> EXERCISE PROMPT: Print every entry exactly as written.

> PROVIDED DATA:
::::::::::

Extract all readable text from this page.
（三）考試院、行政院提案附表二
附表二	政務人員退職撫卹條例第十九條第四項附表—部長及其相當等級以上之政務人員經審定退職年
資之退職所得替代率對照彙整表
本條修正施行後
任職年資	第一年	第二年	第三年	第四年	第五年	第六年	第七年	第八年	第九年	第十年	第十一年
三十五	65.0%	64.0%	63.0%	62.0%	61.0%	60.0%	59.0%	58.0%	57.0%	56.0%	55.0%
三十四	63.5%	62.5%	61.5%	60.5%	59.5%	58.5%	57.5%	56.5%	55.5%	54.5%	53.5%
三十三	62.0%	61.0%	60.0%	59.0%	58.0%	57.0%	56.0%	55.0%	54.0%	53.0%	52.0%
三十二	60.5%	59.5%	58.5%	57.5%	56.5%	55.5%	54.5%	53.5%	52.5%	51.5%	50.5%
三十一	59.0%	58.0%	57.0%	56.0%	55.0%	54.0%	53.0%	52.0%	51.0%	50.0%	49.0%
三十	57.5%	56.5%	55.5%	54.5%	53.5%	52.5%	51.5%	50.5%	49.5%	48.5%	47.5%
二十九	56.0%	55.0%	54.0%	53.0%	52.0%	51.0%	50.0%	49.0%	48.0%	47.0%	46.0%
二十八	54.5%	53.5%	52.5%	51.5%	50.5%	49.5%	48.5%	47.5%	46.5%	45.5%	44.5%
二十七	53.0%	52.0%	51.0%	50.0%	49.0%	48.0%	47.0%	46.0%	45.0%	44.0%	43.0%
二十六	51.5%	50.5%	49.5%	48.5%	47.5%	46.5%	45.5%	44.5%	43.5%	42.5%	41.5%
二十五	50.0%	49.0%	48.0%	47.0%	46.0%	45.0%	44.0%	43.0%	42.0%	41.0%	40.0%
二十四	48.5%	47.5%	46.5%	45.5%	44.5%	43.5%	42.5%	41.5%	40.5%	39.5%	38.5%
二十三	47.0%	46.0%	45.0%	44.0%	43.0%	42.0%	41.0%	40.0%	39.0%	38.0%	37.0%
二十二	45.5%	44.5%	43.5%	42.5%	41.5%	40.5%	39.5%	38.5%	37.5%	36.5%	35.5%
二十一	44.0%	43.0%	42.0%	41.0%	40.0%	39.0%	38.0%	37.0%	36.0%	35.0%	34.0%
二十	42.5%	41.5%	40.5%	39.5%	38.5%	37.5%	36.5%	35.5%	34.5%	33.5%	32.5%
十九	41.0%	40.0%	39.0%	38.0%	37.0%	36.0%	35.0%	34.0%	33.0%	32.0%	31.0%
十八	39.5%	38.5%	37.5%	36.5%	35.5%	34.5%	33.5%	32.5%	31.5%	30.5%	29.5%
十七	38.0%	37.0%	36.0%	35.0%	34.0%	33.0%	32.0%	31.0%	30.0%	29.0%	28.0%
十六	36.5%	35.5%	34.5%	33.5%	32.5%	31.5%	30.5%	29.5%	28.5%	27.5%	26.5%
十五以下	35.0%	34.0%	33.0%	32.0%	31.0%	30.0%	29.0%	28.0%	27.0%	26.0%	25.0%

::::::::::

> EXERCISE RESULT:
Extract all readable text from this page.
（三）考試院、行政院提案附表二
附表二	政務人員退職撫卹條例第十九條第四項附表—部長及其相當等級以上之政務人員經審定退職年
資之退職所得替代率對照彙整表
本條修正施行後
任職年資	第一年	第二年	第三年	第四年	第五年	第六年	第七年	第八年	第九年	第十年	第十一年
三十五	65.0%	64.0%	63.0%	62.0%	61.0%	60.0%	59.0%	58.0%	57.0%	56.0%	55.0%
三十四	63.5%	62.5%	61.5%	60.5%	59.5%	58.5%	57.5%	56.5%	55.5%	54.5%	53.5%
三十三	62.0%	61.0%	60.0%	59.0%	58.0%	57.0%	56.0%	55.0%	54.0%	53.0%	52.0%
三十二	60.5%	59.5%	58.5%	57.5%	56.5%	55.5%	54.5%	53.5%	52.5%	51.5%	50.5%
三十一	59.0%	58.0%	57.0%	56.0%	55.0%	54.0%	53.0%	52.0%	51.0%	50.0%	49.0%
三十	57.5%	56.5%	55.5%	54.5%	53.5%	52.5%	51.5%	50.5%	49.5%	48.5%	47.5%
二十九	56.0%	55.0%	54.0%	53.0%	52.0%	51.0%	50.0%	49.0%	48.0%	47.0%	46.0%
二十八	54.5%	53.5%	52.5%	51.5%	50.5%	49.5%	48.5%	47.5%	46.5%	45.5%	44.5%
二十七	53.0%	52.0%	51.0%	50.0%	49.0%	48.0%	47.0%	46.0%	45.0%	44.0%	43.0%
二十六	51.5%	50.5%	49.5%	48.5%	47.5%	46.5%	45.5%	44.5%	43.5%	42.5%	41.5%
二十五	50.0%	49.0%	48.0%	47.0%	46.0%	45.0%	44.0%	43.0%	42.0%	41.0%	40.0%
二十四	48.5%	47.5%	46.5%	45.5%	44.5%	43.5%	42.5%	41.5%	40.5%	39.5%	38.5%
二十三	47.0%	46.0%	45.0%	44.0%	43.0%	42.0%	41.0%	40.0%	39.0%	38.0%	37.0%
二十二	45.5%	44.5%	43.5%	42.5%	41.5%	40.5%	39.5%	38.5%	37.5%	36.5%	35.5%
二十一	44.0%	43.0%	42.0%	41.0%	40.0%	39.0%	38.0%	37.0%	36.0%	35.0%	34.0%
二十	42.5%	41.5%	40.5%	39.5%	38.5%	37.5%	36.5%	35.5%	34.5%	33.5%	32.5%
十九	41.0%	40.0%	39.0%	38.0%	37.0%	36.0%	35.0%	34.0%	33.0%	32.0%	31.0%
十八	39.5%	38.5%	37.5%	36.5%	35.5%	34.5%	33.5%	32.5%	31.5%	30.5%	29.5%
十七	38.0%	37.0%	36.0%	35.0%	34.0%	33.0%	32.0%	31.0%	30.0%	29.0%	28.0%
十六	36.5%	35.5%	34.5%	33.5%	32.5%	31.5%	30.5%	29.5%	28.5%	27.5%	26.5%
十五以下	35.0%	34.0%	33.0%	32.0%	31.0%	30.0%	29.0%	28.0%	27.0%	26.0%	25.0%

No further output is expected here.